## Instructions to follow
Determine how many lines of the records include "icon", and answer with the number alone.

(Data entries)
***

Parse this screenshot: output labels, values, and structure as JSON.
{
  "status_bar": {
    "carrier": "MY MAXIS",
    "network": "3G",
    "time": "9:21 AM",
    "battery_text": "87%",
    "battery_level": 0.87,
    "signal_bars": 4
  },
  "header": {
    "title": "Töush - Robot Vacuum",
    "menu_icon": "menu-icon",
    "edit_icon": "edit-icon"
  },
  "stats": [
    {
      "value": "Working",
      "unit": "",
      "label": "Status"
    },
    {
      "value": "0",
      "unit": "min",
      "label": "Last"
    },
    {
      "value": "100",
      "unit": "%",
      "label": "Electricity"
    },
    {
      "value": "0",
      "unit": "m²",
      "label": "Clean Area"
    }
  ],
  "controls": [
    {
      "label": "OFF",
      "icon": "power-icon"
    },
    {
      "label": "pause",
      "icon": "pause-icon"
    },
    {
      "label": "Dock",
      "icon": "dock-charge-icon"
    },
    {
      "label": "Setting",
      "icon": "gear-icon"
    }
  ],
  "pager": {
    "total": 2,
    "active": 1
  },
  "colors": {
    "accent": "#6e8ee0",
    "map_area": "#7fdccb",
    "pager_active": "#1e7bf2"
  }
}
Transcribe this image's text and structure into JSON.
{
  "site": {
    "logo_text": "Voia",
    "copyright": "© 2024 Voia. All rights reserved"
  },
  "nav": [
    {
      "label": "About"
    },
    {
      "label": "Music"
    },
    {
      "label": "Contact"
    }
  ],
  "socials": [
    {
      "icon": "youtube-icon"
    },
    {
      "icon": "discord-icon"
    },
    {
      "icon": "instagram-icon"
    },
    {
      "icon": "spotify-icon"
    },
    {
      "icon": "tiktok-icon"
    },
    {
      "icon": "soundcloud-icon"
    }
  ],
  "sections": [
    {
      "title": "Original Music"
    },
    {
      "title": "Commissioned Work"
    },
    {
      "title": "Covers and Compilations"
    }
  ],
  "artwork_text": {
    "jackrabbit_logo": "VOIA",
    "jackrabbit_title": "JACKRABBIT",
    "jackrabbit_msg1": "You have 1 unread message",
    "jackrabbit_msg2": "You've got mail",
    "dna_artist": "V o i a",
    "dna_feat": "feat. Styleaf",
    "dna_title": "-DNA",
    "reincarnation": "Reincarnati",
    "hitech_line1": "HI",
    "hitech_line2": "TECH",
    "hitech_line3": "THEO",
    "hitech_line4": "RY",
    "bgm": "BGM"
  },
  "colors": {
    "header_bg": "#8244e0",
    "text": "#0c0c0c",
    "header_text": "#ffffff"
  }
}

***

## Full answer
12